◆ REQUIRED TASK
Copy every line that mentions the word "Index".
— START OF MATERIAL SUPPLIED —
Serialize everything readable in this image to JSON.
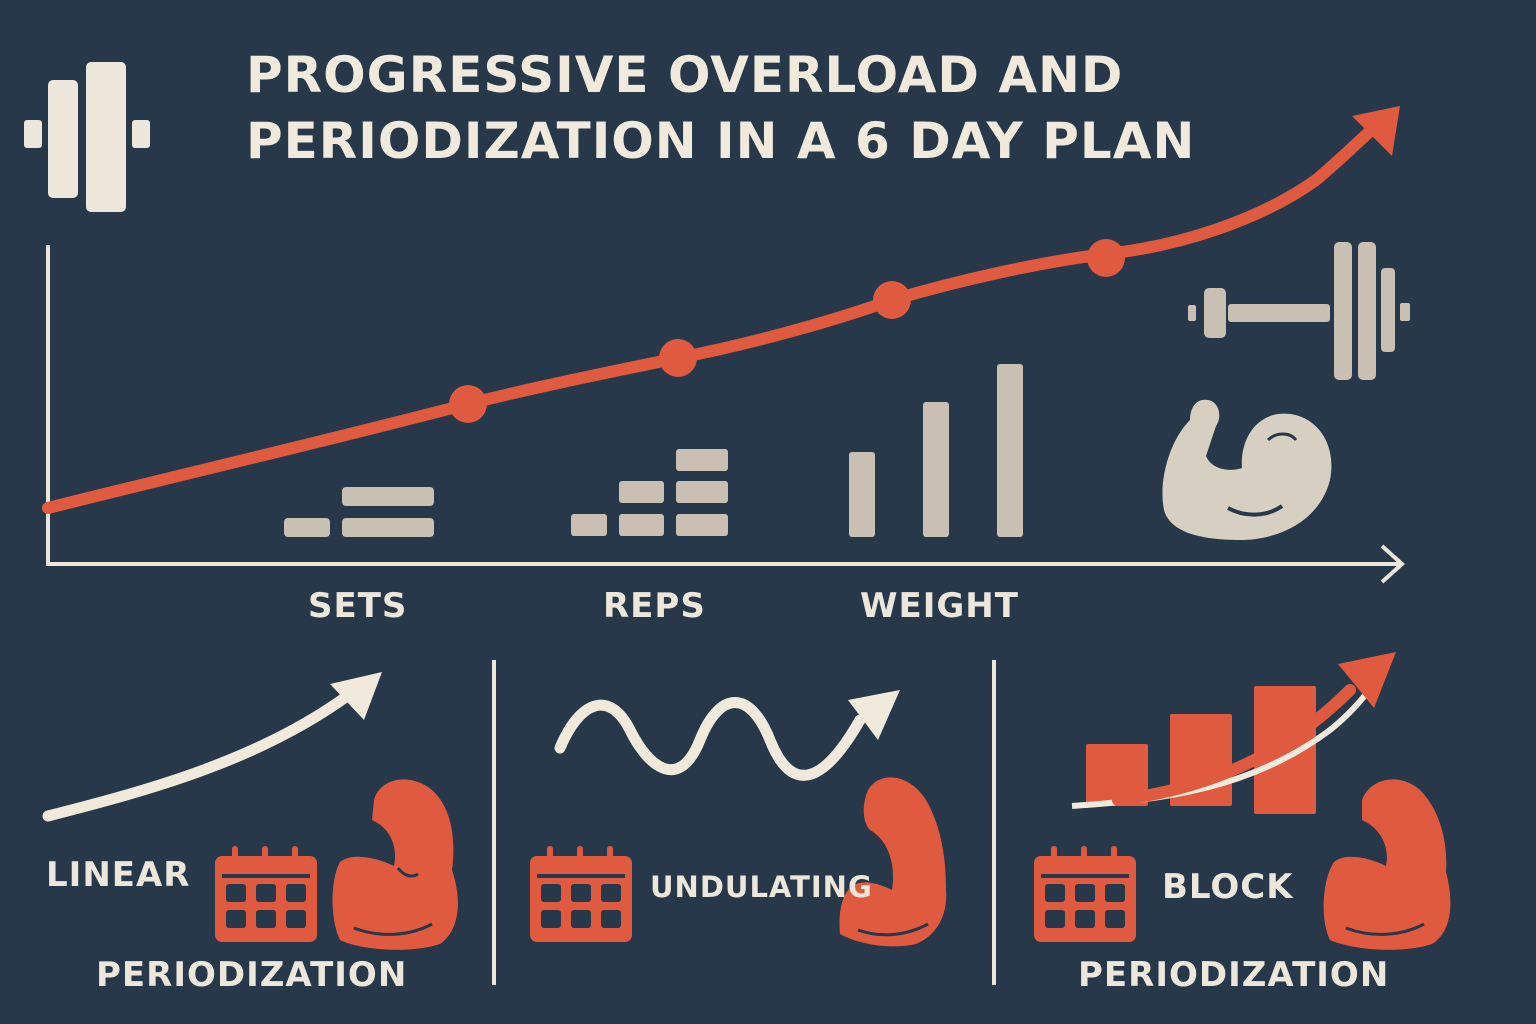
{
  "title_line1": "PROGRESSIVE OVERLOAD AND",
  "title_line2": "PERIODIZATION IN A 6 DAY PLAN",
  "axis_labels": {
    "sets": "SETS",
    "reps": "REPS",
    "weight": "WEIGHT"
  },
  "panels": {
    "linear": {
      "word1": "LINEAR",
      "word2": "PERIODIZATION"
    },
    "undulating": {
      "word1": "UNDULATING"
    },
    "block": {
      "word1": "BLOCK",
      "word2": "PERIODIZATION"
    }
  },
  "colors": {
    "background": "#263849",
    "accent": "#e05a40",
    "light": "#f1e9dc",
    "muted": "#c9bfb3"
  },
  "icons": [
    "barbell-plate-icon",
    "dumbbell-icon",
    "flexed-arm-icon",
    "calendar-icon",
    "trend-arrow-icon",
    "wave-arrow-icon"
  ]
}
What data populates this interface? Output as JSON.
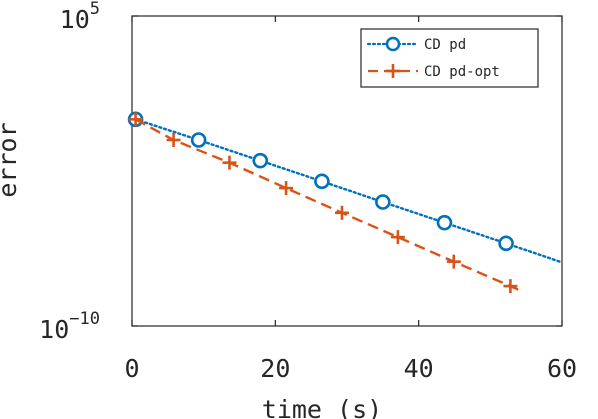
{
  "chart_data": {
    "type": "line",
    "xlabel": "time (s)",
    "ylabel": "error",
    "x_ticks": [
      "0",
      "20",
      "40",
      "60"
    ],
    "y_ticks": [
      {
        "base": "10",
        "exp": "5"
      },
      {
        "base": "10",
        "exp": "−10"
      }
    ],
    "xlim": [
      0,
      60
    ],
    "ylim": [
      1e-10,
      100000.0
    ],
    "y_scale": "log",
    "grid": false,
    "legend_position": "top-right",
    "series": [
      {
        "name": "CD pd",
        "color": "#0072BD",
        "line_style": "dotted",
        "marker": "circle",
        "x": [
          0.5,
          9.3,
          17.9,
          26.5,
          35.0,
          43.6,
          52.2
        ],
        "y": [
          1.0,
          0.1,
          0.01,
          0.001,
          0.0001,
          1e-05,
          1e-06
        ],
        "line_end": {
          "x": 60,
          "y": 1.2e-07
        }
      },
      {
        "name": "CD pd-opt",
        "color": "#D95319",
        "line_style": "dashed",
        "marker": "plus",
        "x": [
          0.5,
          5.8,
          13.6,
          21.5,
          29.3,
          37.1,
          44.9,
          52.8
        ],
        "y": [
          1.0,
          0.1,
          0.008,
          0.00047,
          3e-05,
          2e-06,
          1.3e-07,
          8.5e-09
        ],
        "line_end": {
          "x": 54.0,
          "y": 5.5e-09
        }
      }
    ]
  }
}
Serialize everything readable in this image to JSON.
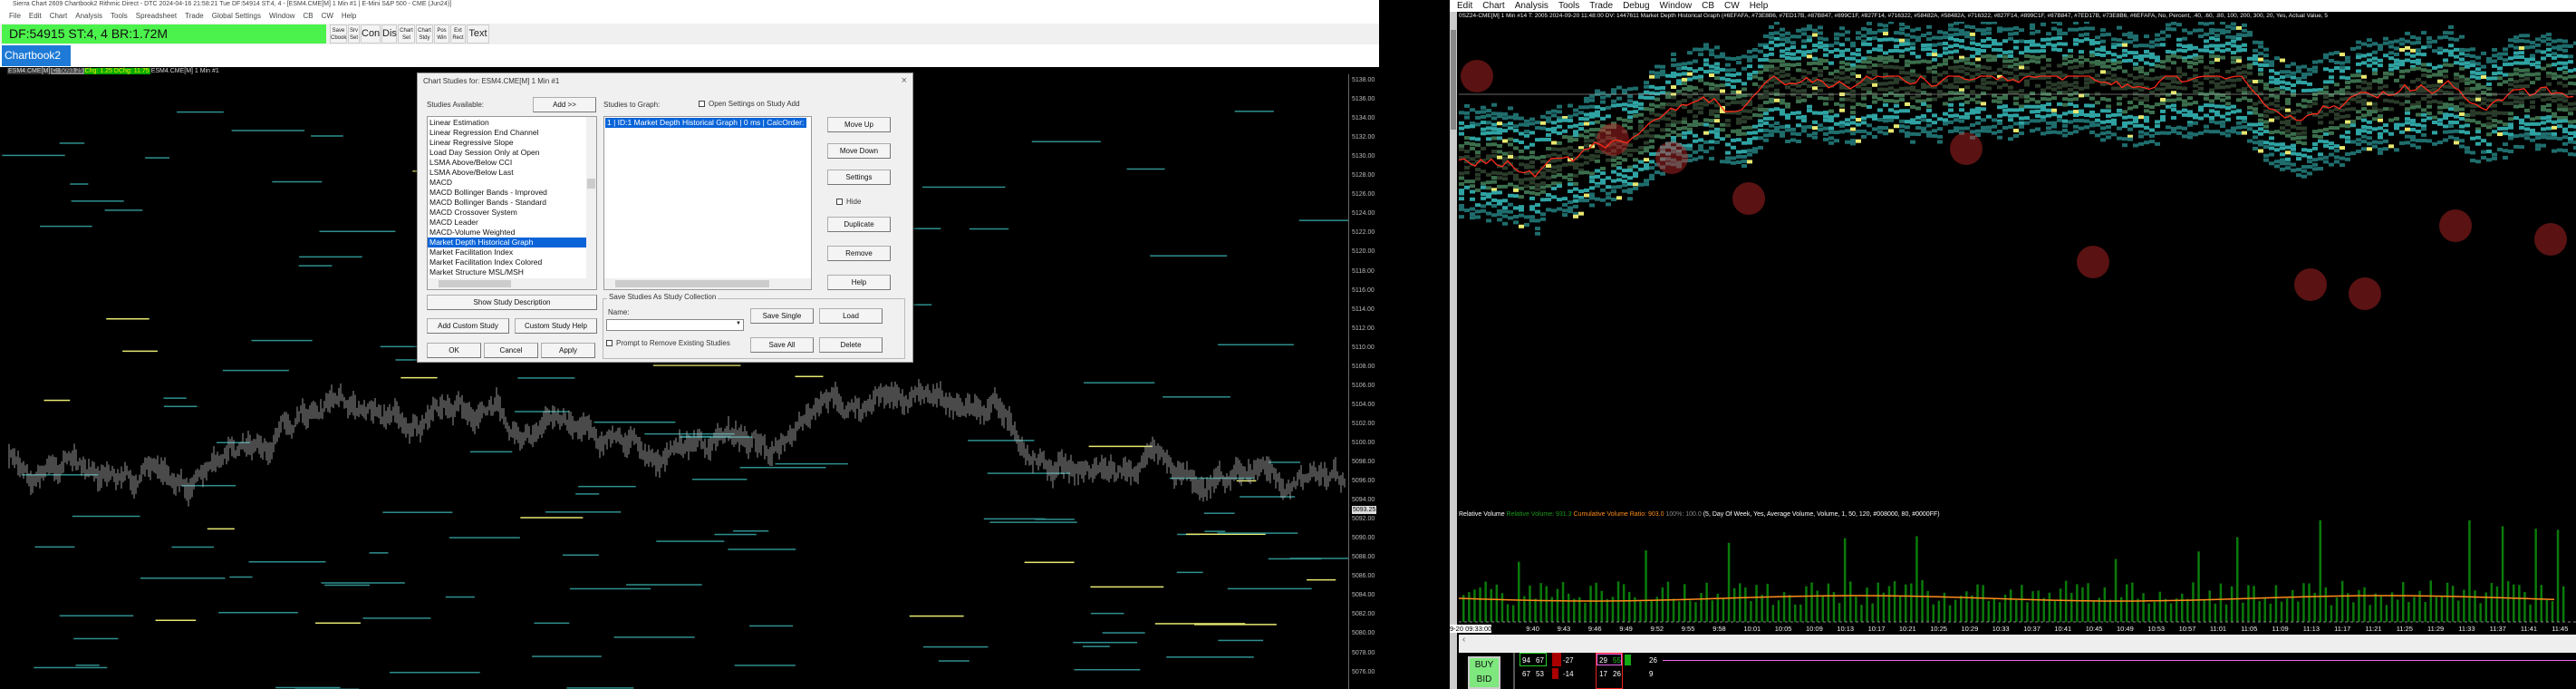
{
  "left_window": {
    "title": "Sierra Chart 2609 Chartbook2 Rithmic Direct - DTC 2024-04-16  21:58:21 Tue DF:54914  ST:4, 4 - [ESM4.CME[M]  1 Min  #1 | E-Mini S&P 500 - CME (Jun24)]",
    "menu": [
      "File",
      "Edit",
      "Chart",
      "Analysis",
      "Tools",
      "Spreadsheet",
      "Trade",
      "Global Settings",
      "Window",
      "CB",
      "CW",
      "Help"
    ],
    "status_box": "DF:54915  ST:4, 4  BR:1.72M",
    "toolbar": [
      {
        "line1": "Save",
        "line2": "Cbook"
      },
      {
        "line1": "Srv",
        "line2": "Set"
      },
      {
        "big": "Con"
      },
      {
        "big": "Dis"
      },
      {
        "line1": "Chart",
        "line2": "Set"
      },
      {
        "line1": "Chart",
        "line2": "Stdy"
      },
      {
        "line1": "Pos",
        "line2": "Win"
      },
      {
        "line1": "Ext",
        "line2": "Rect"
      },
      {
        "big": "Text"
      }
    ],
    "chartbook_tab": "Chartbook2",
    "info": {
      "symbol": "ESM4.CME[M]",
      "close": "C: 5093.25",
      "chg": "Chg: 1.25",
      "dchg": "DChg: 11.75",
      "label": "ESM4.CME[M]  1 Min  #1"
    },
    "price_axis": [
      "5138.00",
      "5136.00",
      "5134.00",
      "5132.00",
      "5130.00",
      "5128.00",
      "5126.00",
      "5124.00",
      "5122.00",
      "5120.00",
      "5118.00",
      "5116.00",
      "5114.00",
      "5112.00",
      "5110.00",
      "5108.00",
      "5106.00",
      "5104.00",
      "5102.00",
      "5100.00",
      "5098.00",
      "5096.00",
      "5094.00",
      "5092.00",
      "5090.00",
      "5088.00",
      "5086.00",
      "5084.00",
      "5082.00",
      "5080.00",
      "5078.00",
      "5076.00"
    ],
    "last_price": "5093.25"
  },
  "dialog": {
    "title": "Chart Studies for: ESM4.CME[M]  1 Min  #1",
    "studies_available_label": "Studies Available:",
    "add_button": "Add >>",
    "studies_available": [
      "Linear Estimation",
      "Linear Regression End Channel",
      "Linear Regressive Slope",
      "Load Day Session Only at Open",
      "LSMA Above/Below CCI",
      "LSMA Above/Below Last",
      "MACD",
      "MACD Bollinger Bands - Improved",
      "MACD Bollinger Bands - Standard",
      "MACD Crossover System",
      "MACD Leader",
      "MACD-Volume Weighted",
      "Market Depth Historical Graph",
      "Market Facilitation Index",
      "Market Facilitation Index Colored",
      "Market Structure MSL/MSH"
    ],
    "selected_available": "Market Depth Historical Graph",
    "studies_to_graph_label": "Studies to Graph:",
    "open_settings_label": "Open Settings on Study Add",
    "studies_to_graph": [
      "1 | ID:1  Market Depth Historical Graph | 0 ms | CalcOrder: 1"
    ],
    "side_buttons": [
      "Move Up",
      "Move Down",
      "Settings",
      "Duplicate",
      "Remove",
      "Help"
    ],
    "hide_label": "Hide",
    "show_description": "Show Study Description",
    "add_custom": "Add Custom Study",
    "custom_help": "Custom Study Help",
    "ok": "OK",
    "cancel": "Cancel",
    "apply": "Apply",
    "collection_group": "Save Studies As Study Collection",
    "name_label": "Name:",
    "name_value": "",
    "save_single": "Save Single",
    "load": "Load",
    "save_all": "Save All",
    "delete": "Delete",
    "prompt_remove_label": "Prompt to Remove Existing Studies"
  },
  "right_window": {
    "menu": [
      "Edit",
      "Chart",
      "Analysis",
      "Tools",
      "Trade",
      "Debug",
      "Window",
      "CB",
      "CW",
      "Help"
    ],
    "header": "0SZ24-CME[M]  1 Min  #14  T: 2005 2024-09-20 11:48:00 DV: 1447611 Market Depth Historical Graph   (#6EFAFA, #73E8B6, #7ED17B, #87B847, #899C1F, #827F14, #716322, #58482A, #58482A, #716322, #827F14, #899C1F, #87B847, #7ED17B, #73E8B6, #6EFAFA, No, Percent, .40, .60, .80, 100, 200, 300, 20, Yes, Actual Value, 5",
    "volume_header": {
      "name": "Relative Volume",
      "rel": "Relative Volume: 931.3",
      "cum": "Cumulative Volume Ratio: 903.0",
      "pct": "100%: 100.0",
      "params": "(5, Day Of Week, Yes, Average Volume, Volume, 1, 50, 120, #008000, 80, #0000FF)"
    },
    "time_axis": [
      "9-20 09:33:00",
      "9:40",
      "9:43",
      "9:46",
      "9:49",
      "9:52",
      "9:55",
      "9:58",
      "10:01",
      "10:05",
      "10:09",
      "10:13",
      "10:17",
      "10:21",
      "10:25",
      "10:29",
      "10:33",
      "10:37",
      "10:41",
      "10:45",
      "10:49",
      "10:53",
      "10:57",
      "11:01",
      "11:05",
      "11:09",
      "11:13",
      "11:17",
      "11:21",
      "11:25",
      "11:29",
      "11:33",
      "11:37",
      "11:41",
      "11:45"
    ],
    "buy_bid": [
      "BUY",
      "BID"
    ],
    "dom_rows": [
      [
        "94",
        "67",
        "-27",
        "29",
        "55",
        "26"
      ],
      [
        "67",
        "53",
        "-14",
        "17",
        "26",
        "9"
      ]
    ],
    "colors": {
      "price_line": "#ff2a1a",
      "heat_cyan": "#6efafa",
      "volume_bar": "#008000",
      "volume_avg": "#ff8c1a"
    }
  }
}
— END OF MATERIAL SUPPLIED —
◆ SOLVED PROBLEM
      "Market Facilitation Index",
      "Market Facilitation Index Colored",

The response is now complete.